=== Given information ===

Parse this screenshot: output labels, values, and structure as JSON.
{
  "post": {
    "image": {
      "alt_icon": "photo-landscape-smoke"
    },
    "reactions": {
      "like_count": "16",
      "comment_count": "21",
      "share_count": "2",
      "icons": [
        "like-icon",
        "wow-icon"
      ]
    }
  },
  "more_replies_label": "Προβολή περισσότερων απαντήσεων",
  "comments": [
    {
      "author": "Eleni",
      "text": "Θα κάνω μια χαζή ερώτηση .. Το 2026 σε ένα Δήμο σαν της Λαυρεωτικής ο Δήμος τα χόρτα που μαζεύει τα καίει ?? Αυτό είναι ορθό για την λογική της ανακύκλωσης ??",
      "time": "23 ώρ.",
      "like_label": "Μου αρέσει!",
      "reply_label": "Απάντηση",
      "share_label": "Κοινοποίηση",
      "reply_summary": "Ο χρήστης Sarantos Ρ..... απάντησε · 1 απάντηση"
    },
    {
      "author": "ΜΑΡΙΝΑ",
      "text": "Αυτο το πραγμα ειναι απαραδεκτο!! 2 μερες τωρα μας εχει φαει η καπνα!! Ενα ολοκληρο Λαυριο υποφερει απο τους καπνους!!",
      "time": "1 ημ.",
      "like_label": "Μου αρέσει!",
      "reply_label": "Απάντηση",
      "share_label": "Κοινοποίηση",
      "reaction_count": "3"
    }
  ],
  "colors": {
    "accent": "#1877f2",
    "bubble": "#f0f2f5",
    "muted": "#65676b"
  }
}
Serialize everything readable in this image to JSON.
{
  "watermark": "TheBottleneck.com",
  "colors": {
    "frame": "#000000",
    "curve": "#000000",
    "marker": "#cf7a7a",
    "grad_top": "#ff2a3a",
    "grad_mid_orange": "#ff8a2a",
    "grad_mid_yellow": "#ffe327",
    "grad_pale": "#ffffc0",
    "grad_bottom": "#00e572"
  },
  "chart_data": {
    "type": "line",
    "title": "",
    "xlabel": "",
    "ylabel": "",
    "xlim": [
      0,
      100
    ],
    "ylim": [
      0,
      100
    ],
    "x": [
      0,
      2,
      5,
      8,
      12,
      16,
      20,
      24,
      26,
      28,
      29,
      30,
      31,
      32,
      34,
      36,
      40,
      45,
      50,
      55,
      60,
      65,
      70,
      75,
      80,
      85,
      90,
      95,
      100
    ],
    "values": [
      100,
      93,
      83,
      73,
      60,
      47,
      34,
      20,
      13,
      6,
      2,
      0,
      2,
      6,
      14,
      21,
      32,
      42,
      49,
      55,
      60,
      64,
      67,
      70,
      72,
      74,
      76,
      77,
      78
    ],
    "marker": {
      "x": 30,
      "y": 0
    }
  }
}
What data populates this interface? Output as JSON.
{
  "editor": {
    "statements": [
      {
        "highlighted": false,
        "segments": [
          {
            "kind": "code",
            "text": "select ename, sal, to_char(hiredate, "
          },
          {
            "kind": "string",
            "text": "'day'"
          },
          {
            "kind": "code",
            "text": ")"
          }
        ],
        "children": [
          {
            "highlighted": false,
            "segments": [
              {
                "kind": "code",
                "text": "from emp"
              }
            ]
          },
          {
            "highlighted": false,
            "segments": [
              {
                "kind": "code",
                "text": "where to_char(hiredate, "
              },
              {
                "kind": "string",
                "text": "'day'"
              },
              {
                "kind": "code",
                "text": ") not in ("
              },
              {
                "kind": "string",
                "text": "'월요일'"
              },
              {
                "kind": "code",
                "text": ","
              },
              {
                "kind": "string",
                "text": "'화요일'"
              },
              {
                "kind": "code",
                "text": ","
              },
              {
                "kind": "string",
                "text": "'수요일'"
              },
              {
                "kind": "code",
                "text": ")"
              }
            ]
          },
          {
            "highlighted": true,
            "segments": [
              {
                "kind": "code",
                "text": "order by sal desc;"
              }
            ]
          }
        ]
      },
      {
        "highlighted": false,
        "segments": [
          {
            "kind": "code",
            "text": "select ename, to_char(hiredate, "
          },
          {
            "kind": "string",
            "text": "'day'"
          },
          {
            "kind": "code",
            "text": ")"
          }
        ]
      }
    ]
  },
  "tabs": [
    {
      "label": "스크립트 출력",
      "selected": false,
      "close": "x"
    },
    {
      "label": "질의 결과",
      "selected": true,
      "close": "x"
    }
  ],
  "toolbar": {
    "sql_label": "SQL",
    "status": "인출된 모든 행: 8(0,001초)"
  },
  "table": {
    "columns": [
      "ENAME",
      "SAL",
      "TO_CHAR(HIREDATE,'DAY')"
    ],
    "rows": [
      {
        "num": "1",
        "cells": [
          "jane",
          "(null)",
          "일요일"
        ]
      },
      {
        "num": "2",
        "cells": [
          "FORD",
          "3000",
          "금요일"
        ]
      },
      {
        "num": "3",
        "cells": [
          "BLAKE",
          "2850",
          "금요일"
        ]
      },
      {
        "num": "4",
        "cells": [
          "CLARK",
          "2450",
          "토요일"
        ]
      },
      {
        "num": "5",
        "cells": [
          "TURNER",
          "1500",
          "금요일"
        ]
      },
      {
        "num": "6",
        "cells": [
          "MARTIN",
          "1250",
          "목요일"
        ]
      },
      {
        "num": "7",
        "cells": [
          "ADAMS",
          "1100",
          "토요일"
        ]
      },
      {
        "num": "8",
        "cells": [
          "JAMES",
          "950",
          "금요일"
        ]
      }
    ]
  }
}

===

▶ **Required task**: Extract the complete listing above, reproducing each line exactly.

▶ **Correct answer**:
Parse this screenshot: output labels, values, and structure as JSON.
{
  "post": {
    "image": {
      "alt_icon": "photo-landscape-smoke"
    },
    "reactions": {
      "like_count": "16",
      "comment_count": "21",
      "share_count": "2",
      "icons": [
        "like-icon",
        "wow-icon"
      ]
    }
  },
  "more_replies_label": "Προβολή περισσότερων απαντήσεων",
  "comments": [
    {
      "author": "Eleni",
      "text": "Θα κάνω μια χαζή ερώτηση .. Το 2026 σε ένα Δήμο σαν της Λαυρεωτικής ο Δήμος τα χόρτα που μαζεύει τα καίει ?? Αυτό είναι ορθό για την λογική της ανακύκλωσης ??",
      "time": "23 ώρ.",
      "like_label": "Μου αρέσει!",
      "reply_label": "Απάντηση",
      "share_label": "Κοινοποίηση",
      "reply_summary": "Ο χρήστης Sarantos Ρ..... απάντησε · 1 απάντηση"
    },
    {
      "author": "ΜΑΡΙΝΑ",
      "text": "Αυτο το πραγμα ειναι απαραδεκτο!! 2 μερες τωρα μας εχει φαει η καπνα!! Ενα ολοκληρο Λαυριο υποφερει απο τους καπνους!!",
      "time": "1 ημ.",
      "like_label": "Μου αρέσει!",
      "reply_label": "Απάντηση",
      "share_label": "Κοινοποίηση",
      "reaction_count": "3"
    }
  ],
  "colors": {
    "accent": "#1877f2",
    "bubble": "#f0f2f5",
    "muted": "#65676b"
  }
}
Serialize everything readable in this image to JSON.
{
  "watermark": "TheBottleneck.com",
  "colors": {
    "frame": "#000000",
    "curve": "#000000",
    "marker": "#cf7a7a",
    "grad_top": "#ff2a3a",
    "grad_mid_orange": "#ff8a2a",
    "grad_mid_yellow": "#ffe327",
    "grad_pale": "#ffffc0",
    "grad_bottom": "#00e572"
  },
  "chart_data": {
    "type": "line",
    "title": "",
    "xlabel": "",
    "ylabel": "",
    "xlim": [
      0,
      100
    ],
    "ylim": [
      0,
      100
    ],
    "x": [
      0,
      2,
      5,
      8,
      12,
      16,
      20,
      24,
      26,
      28,
      29,
      30,
      31,
      32,
      34,
      36,
      40,
      45,
      50,
      55,
      60,
      65,
      70,
      75,
      80,
      85,
      90,
      95,
      100
    ],
    "values": [
      100,
      93,
      83,
      73,
      60,
      47,
      34,
      20,
      13,
      6,
      2,
      0,
      2,
      6,
      14,
      21,
      32,
      42,
      49,
      55,
      60,
      64,
      67,
      70,
      72,
      74,
      76,
      77,
      78
    ],
    "marker": {
      "x": 30,
      "y": 0
    }
  }
}
What data populates this interface? Output as JSON.
{
  "editor": {
    "statements": [
      {
        "highlighted": false,
        "segments": [
          {
            "kind": "code",
            "text": "select ename, sal, to_char(hiredate, "
          },
          {
            "kind": "string",
            "text": "'day'"
          },
          {
            "kind": "code",
            "text": ")"
          }
        ],
        "children": [
          {
            "highlighted": false,
            "segments": [
              {
                "kind": "code",
                "text": "from emp"
              }
            ]
          },
          {
            "highlighted": false,
            "segments": [
              {
                "kind": "code",
                "text": "where to_char(hiredate, "
              },
              {
                "kind": "string",
                "text": "'day'"
              },
              {
                "kind": "code",
                "text": ") not in ("
              },
              {
                "kind": "string",
                "text": "'월요일'"
              },
              {
                "kind": "code",
                "text": ","
              },
              {
                "kind": "string",
                "text": "'화요일'"
              },
              {
                "kind": "code",
                "text": ","
              },
              {
                "kind": "string",
                "text": "'수요일'"
              },
              {
                "kind": "code",
                "text": ")"
              }
            ]
          },
          {
            "highlighted": true,
            "segments": [
              {
                "kind": "code",
                "text": "order by sal desc;"
              }
            ]
          }
        ]
      },
      {
        "highlighted": false,
        "segments": [
          {
            "kind": "code",
            "text": "select ename, to_char(hiredate, "
          },
          {
            "kind": "string",
            "text": "'day'"
          },
          {
            "kind": "code",
            "text": ")"
          }
        ]
      }
    ]
  },
  "tabs": [
    {
      "label": "스크립트 출력",
      "selected": false,
      "close": "x"
    },
    {
      "label": "질의 결과",
      "selected": true,
      "close": "x"
    }
  ],
  "toolbar": {
    "sql_label": "SQL",
    "status": "인출된 모든 행: 8(0,001초)"
  },
  "table": {
    "columns": [
      "ENAME",
      "SAL",
      "TO_CHAR(HIREDATE,'DAY')"
    ],
    "rows": [
      {
        "num": "1",
        "cells": [
          "jane",
          "(null)",
          "일요일"
        ]
      },
      {
        "num": "2",
        "cells": [
          "FORD",
          "3000",
          "금요일"
        ]
      },
      {
        "num": "3",
        "cells": [
          "BLAKE",
          "2850",
          "금요일"
        ]
      },
      {
        "num": "4",
        "cells": [
          "CLARK",
          "2450",
          "토요일"
        ]
      },
      {
        "num": "5",
        "cells": [
          "TURNER",
          "1500",
          "금요일"
        ]
      },
      {
        "num": "6",
        "cells": [
          "MARTIN",
          "1250",
          "목요일"
        ]
      },
      {
        "num": "7",
        "cells": [
          "ADAMS",
          "1100",
          "토요일"
        ]
      },
      {
        "num": "8",
        "cells": [
          "JAMES",
          "950",
          "금요일"
        ]
      }
    ]
  }
}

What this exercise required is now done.